PROBLEM REQUIREMENTS:
Every record must be written out once more, with nothing added or omitted.

* * * * * * *

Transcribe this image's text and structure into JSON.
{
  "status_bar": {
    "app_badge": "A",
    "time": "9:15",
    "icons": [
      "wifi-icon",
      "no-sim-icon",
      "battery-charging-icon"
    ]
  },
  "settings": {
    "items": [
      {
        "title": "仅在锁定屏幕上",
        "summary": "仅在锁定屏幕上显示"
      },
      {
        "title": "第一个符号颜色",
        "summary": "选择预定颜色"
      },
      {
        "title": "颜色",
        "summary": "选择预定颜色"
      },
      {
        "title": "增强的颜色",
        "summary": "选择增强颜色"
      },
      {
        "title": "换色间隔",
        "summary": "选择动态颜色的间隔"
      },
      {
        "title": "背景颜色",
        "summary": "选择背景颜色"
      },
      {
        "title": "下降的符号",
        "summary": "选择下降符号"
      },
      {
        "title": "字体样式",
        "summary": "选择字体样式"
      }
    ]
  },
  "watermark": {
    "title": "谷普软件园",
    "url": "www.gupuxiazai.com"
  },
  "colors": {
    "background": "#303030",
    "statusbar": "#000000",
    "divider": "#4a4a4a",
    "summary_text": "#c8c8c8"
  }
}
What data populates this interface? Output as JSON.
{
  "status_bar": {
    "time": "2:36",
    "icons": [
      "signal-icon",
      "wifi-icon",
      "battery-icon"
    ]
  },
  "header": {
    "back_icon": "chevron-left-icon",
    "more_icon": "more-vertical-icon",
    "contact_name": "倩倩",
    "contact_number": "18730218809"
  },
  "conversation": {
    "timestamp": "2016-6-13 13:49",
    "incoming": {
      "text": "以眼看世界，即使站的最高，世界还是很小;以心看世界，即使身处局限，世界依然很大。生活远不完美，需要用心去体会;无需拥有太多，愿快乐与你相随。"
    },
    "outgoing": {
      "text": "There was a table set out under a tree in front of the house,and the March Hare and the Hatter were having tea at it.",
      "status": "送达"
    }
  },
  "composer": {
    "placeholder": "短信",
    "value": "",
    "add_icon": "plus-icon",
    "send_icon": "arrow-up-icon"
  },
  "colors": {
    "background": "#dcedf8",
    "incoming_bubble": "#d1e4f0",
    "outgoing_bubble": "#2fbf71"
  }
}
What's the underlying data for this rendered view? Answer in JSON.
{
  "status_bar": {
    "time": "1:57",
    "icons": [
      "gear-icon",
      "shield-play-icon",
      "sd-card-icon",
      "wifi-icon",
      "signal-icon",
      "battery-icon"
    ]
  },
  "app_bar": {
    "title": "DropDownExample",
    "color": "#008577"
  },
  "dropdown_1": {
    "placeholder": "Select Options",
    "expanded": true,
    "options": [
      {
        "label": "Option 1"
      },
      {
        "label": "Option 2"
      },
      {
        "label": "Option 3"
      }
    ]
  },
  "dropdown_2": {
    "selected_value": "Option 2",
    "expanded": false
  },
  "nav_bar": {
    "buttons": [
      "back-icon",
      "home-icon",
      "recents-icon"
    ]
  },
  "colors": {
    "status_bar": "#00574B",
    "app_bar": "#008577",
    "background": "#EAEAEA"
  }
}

* * * * * * *

FINAL ANSWER:
Transcribe this image's text and structure into JSON.
{
  "status_bar": {
    "app_badge": "A",
    "time": "9:15",
    "icons": [
      "wifi-icon",
      "no-sim-icon",
      "battery-charging-icon"
    ]
  },
  "settings": {
    "items": [
      {
        "title": "仅在锁定屏幕上",
        "summary": "仅在锁定屏幕上显示"
      },
      {
        "title": "第一个符号颜色",
        "summary": "选择预定颜色"
      },
      {
        "title": "颜色",
        "summary": "选择预定颜色"
      },
      {
        "title": "增强的颜色",
        "summary": "选择增强颜色"
      },
      {
        "title": "换色间隔",
        "summary": "选择动态颜色的间隔"
      },
      {
        "title": "背景颜色",
        "summary": "选择背景颜色"
      },
      {
        "title": "下降的符号",
        "summary": "选择下降符号"
      },
      {
        "title": "字体样式",
        "summary": "选择字体样式"
      }
    ]
  },
  "watermark": {
    "title": "谷普软件园",
    "url": "www.gupuxiazai.com"
  },
  "colors": {
    "background": "#303030",
    "statusbar": "#000000",
    "divider": "#4a4a4a",
    "summary_text": "#c8c8c8"
  }
}
What data populates this interface? Output as JSON.
{
  "status_bar": {
    "time": "2:36",
    "icons": [
      "signal-icon",
      "wifi-icon",
      "battery-icon"
    ]
  },
  "header": {
    "back_icon": "chevron-left-icon",
    "more_icon": "more-vertical-icon",
    "contact_name": "倩倩",
    "contact_number": "18730218809"
  },
  "conversation": {
    "timestamp": "2016-6-13 13:49",
    "incoming": {
      "text": "以眼看世界，即使站的最高，世界还是很小;以心看世界，即使身处局限，世界依然很大。生活远不完美，需要用心去体会;无需拥有太多，愿快乐与你相随。"
    },
    "outgoing": {
      "text": "There was a table set out under a tree in front of the house,and the March Hare and the Hatter were having tea at it.",
      "status": "送达"
    }
  },
  "composer": {
    "placeholder": "短信",
    "value": "",
    "add_icon": "plus-icon",
    "send_icon": "arrow-up-icon"
  },
  "colors": {
    "background": "#dcedf8",
    "incoming_bubble": "#d1e4f0",
    "outgoing_bubble": "#2fbf71"
  }
}
What's the underlying data for this rendered view? Answer in JSON.
{
  "status_bar": {
    "time": "1:57",
    "icons": [
      "gear-icon",
      "shield-play-icon",
      "sd-card-icon",
      "wifi-icon",
      "signal-icon",
      "battery-icon"
    ]
  },
  "app_bar": {
    "title": "DropDownExample",
    "color": "#008577"
  },
  "dropdown_1": {
    "placeholder": "Select Options",
    "expanded": true,
    "options": [
      {
        "label": "Option 1"
      },
      {
        "label": "Option 2"
      },
      {
        "label": "Option 3"
      }
    ]
  },
  "dropdown_2": {
    "selected_value": "Option 2",
    "expanded": false
  },
  "nav_bar": {
    "buttons": [
      "back-icon",
      "home-icon",
      "recents-icon"
    ]
  },
  "colors": {
    "status_bar": "#00574B",
    "app_bar": "#008577",
    "background": "#EAEAEA"
  }
}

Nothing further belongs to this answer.